§ DIRECTION
Gather up all lines that carry the word "Care".

§ TASK INPUTS
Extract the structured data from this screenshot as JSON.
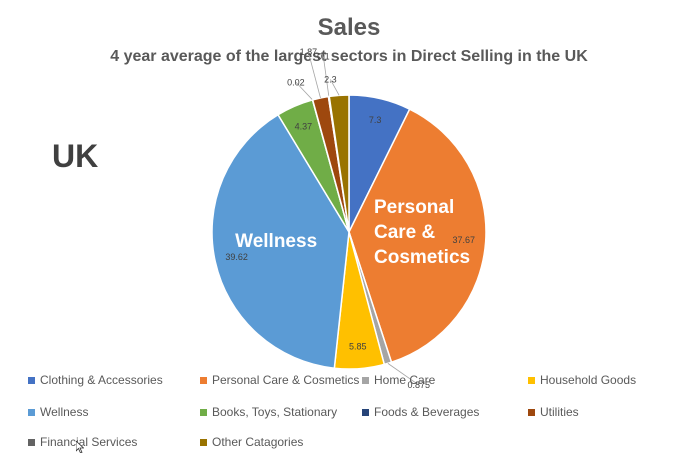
{
  "chart_data": {
    "type": "pie",
    "title": "Sales",
    "subtitle": "4 year average of the largest sectors in Direct Selling in the UK",
    "region_label": "UK",
    "categories": [
      "Clothing & Accessories",
      "Personal Care & Cosmetics",
      "Home Care",
      "Household Goods",
      "Wellness",
      "Books, Toys, Stationary",
      "Foods & Beverages",
      "Utilities",
      "Financial Services",
      "Other Catagories"
    ],
    "values": [
      7.3,
      37.67,
      0.875,
      5.85,
      39.62,
      4.37,
      0.02,
      1.87,
      0.1,
      2.3
    ],
    "value_labels": [
      "7.3",
      "37.67",
      "0.875",
      "5.85",
      "39.62",
      "4.37",
      "0.02",
      "1.87",
      "0.1",
      "2.3"
    ],
    "colors": [
      "#4472C4",
      "#ED7D31",
      "#A5A5A5",
      "#FFC000",
      "#5B9BD5",
      "#70AD47",
      "#264478",
      "#9E480E",
      "#636363",
      "#997300"
    ],
    "slice_annotations": [
      {
        "category": "Personal Care & Cosmetics",
        "text": "Personal Care & Cosmetics"
      },
      {
        "category": "Wellness",
        "text": "Wellness"
      }
    ],
    "legend_position": "bottom"
  }
}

§ RESULT OF THIS TASK
      "Personal Care & Cosmetics",
      "Home Care",
        "category": "Personal Care & Cosmetics",
        "text": "Personal Care & Cosmetics"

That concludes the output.